--- Begin EXTRACTED RECORDS ---

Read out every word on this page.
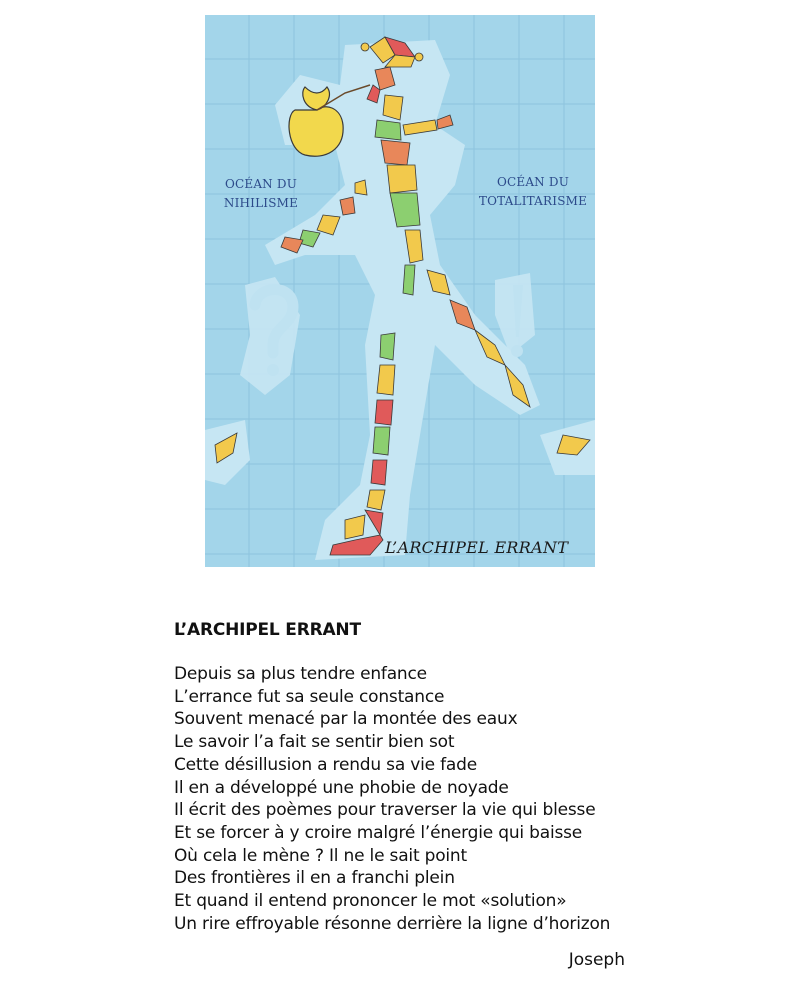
OCÉAN DU
NIHILISME
OCÉAN DU
TOTALITARISME
L’ARCHIPEL ERRANT
L’ARCHIPEL ERRANT
Depuis sa plus tendre enfance
L’errance fut sa seule constance
Souvent menacé par la montée des eaux
Le savoir l’a fait se sentir bien sot
Cette désillusion a rendu sa vie fade
Il en a développé une phobie de noyade
Il écrit des poèmes pour traverser la vie qui blesse
Et se forcer à y croire malgré l’énergie qui baisse
Où cela le mène ? Il ne le sait point
Des frontières il en a franchi plein
Et quand il entend prononcer le mot «solution»
Un rire effroyable résonne derrière la ligne d’horizon
Joseph
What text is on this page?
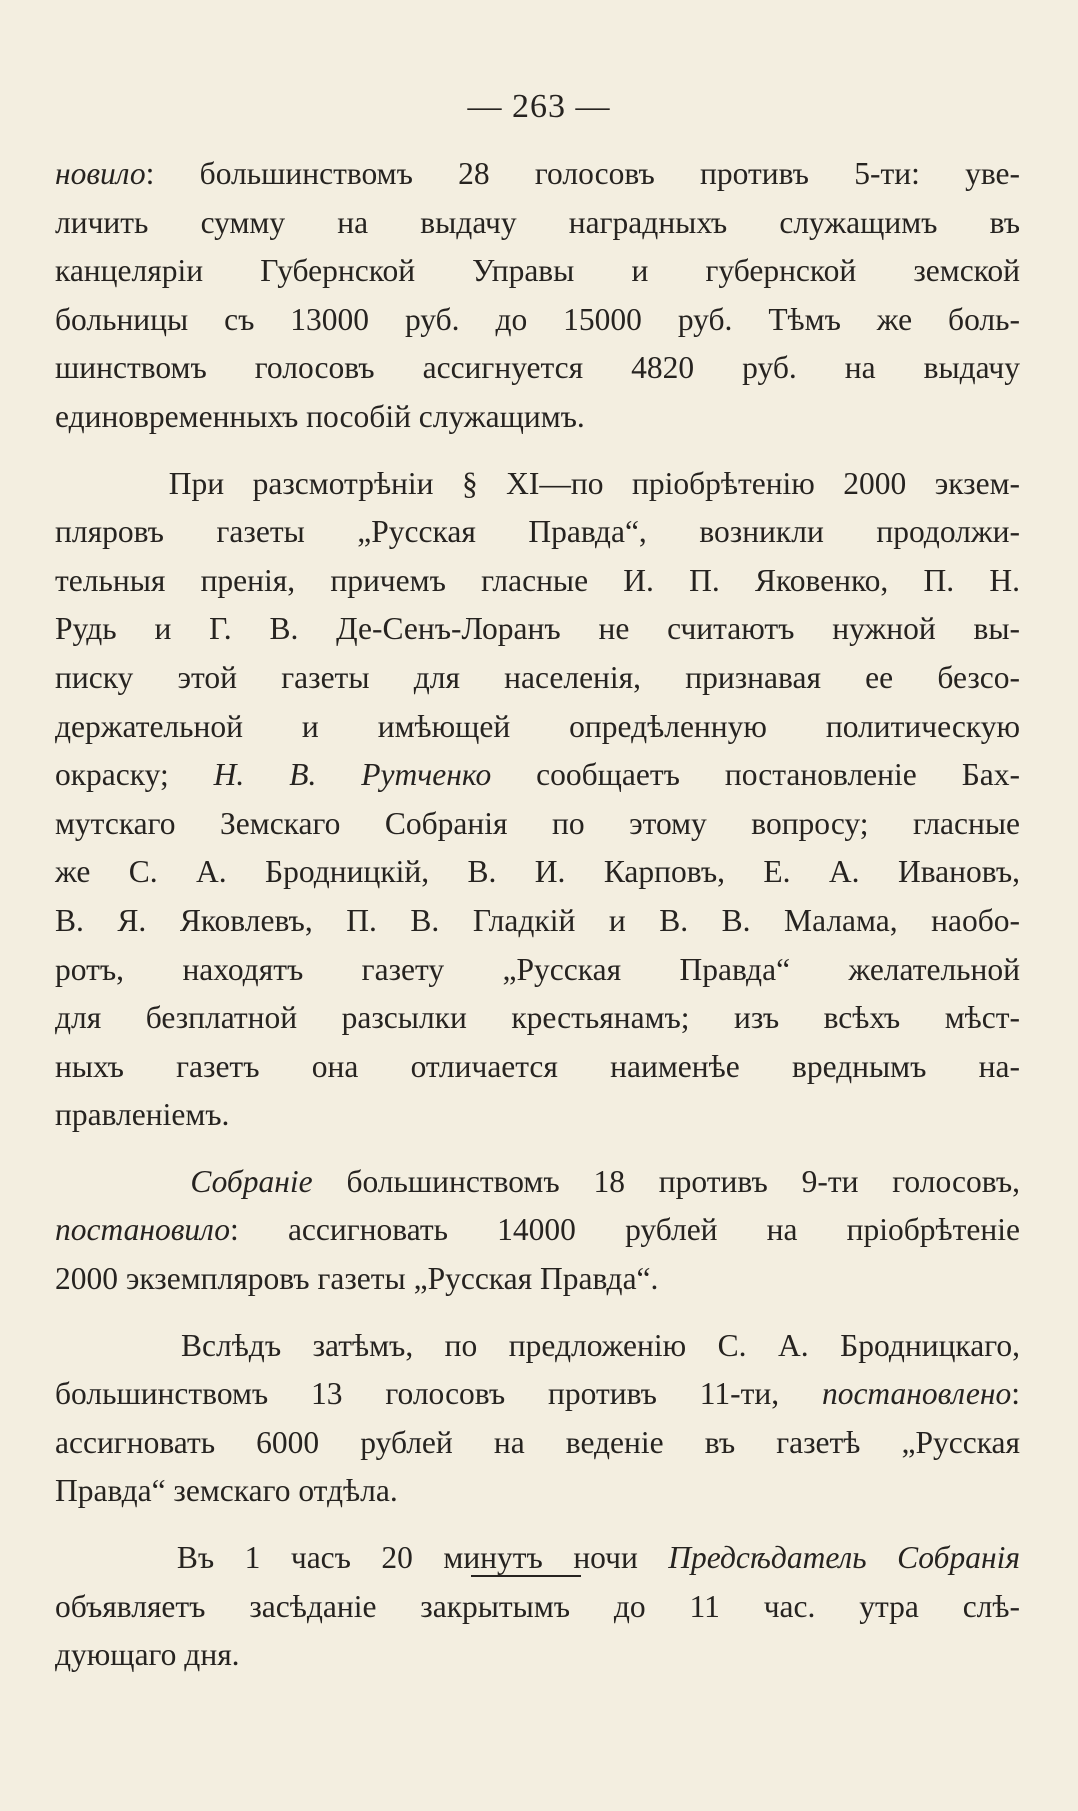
— 263 —
новило: большинствомъ 28 голосовъ противъ 5-ти: уве-
личить сумму на выдачу наградныхъ служащимъ въ
канцеляріи Губернской Управы и губернской земской
больницы съ 13000 руб. до 15000 руб. Тѣмъ же боль-
шинствомъ голосовъ ассигнуется 4820 руб. на выдачу
единовременныхъ пособій служащимъ.
При разсмотрѣніи § XI—по пріобрѣтенію 2000 экзем-
пляровъ газеты „Русская Правда“, возникли продолжи-
тельныя пренія, причемъ гласные И. П. Яковенко, П. Н.
Рудь и Г. В. Де-Сенъ-Лоранъ не считаютъ нужной вы-
писку этой газеты для населенія, признавая ее безсо-
держательной и имѣющей опредѣленную политическую
окраску; Н. В. Рутченко сообщаетъ постановленіе Бах-
мутскаго Земскаго Собранія по этому вопросу; гласные
же С. А. Бродницкій, В. И. Карповъ, Е. А. Ивановъ,
В. Я. Яковлевъ, П. В. Гладкій и В. В. Малама, наобо-
ротъ, находятъ газету „Русская Правда“ желательной
для безплатной разсылки крестьянамъ; изъ всѣхъ мѣст-
ныхъ газетъ она отличается наименѣе вреднымъ на-
правленіемъ.
Собраніе большинствомъ 18 противъ 9-ти голосовъ,
постановило: ассигновать 14000 рублей на пріобрѣтеніе
2000 экземпляровъ газеты „Русская Правда“.
Вслѣдъ затѣмъ, по предложенію С. А. Бродницкаго,
большинствомъ 13 голосовъ противъ 11-ти, постановлено:
ассигновать 6000 рублей на веденіе въ газетѣ „Русская
Правда“ земскаго отдѣла.
Въ 1 часъ 20 минутъ ночи Предсѣдатель Собранія
объявляетъ засѣданіе закрытымъ до 11 час. утра слѣ-
дующаго дня.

--- End EXTRACTED RECORDS ---

### [PROMPT]
Check each line of the records above for the string "рублей", and report every line that has it.

### [EXERCISE ANSWER]
постановило: ассигновать 14000 рублей на пріобрѣтеніе
ассигновать 6000 рублей на веденіе въ газетѣ „Русская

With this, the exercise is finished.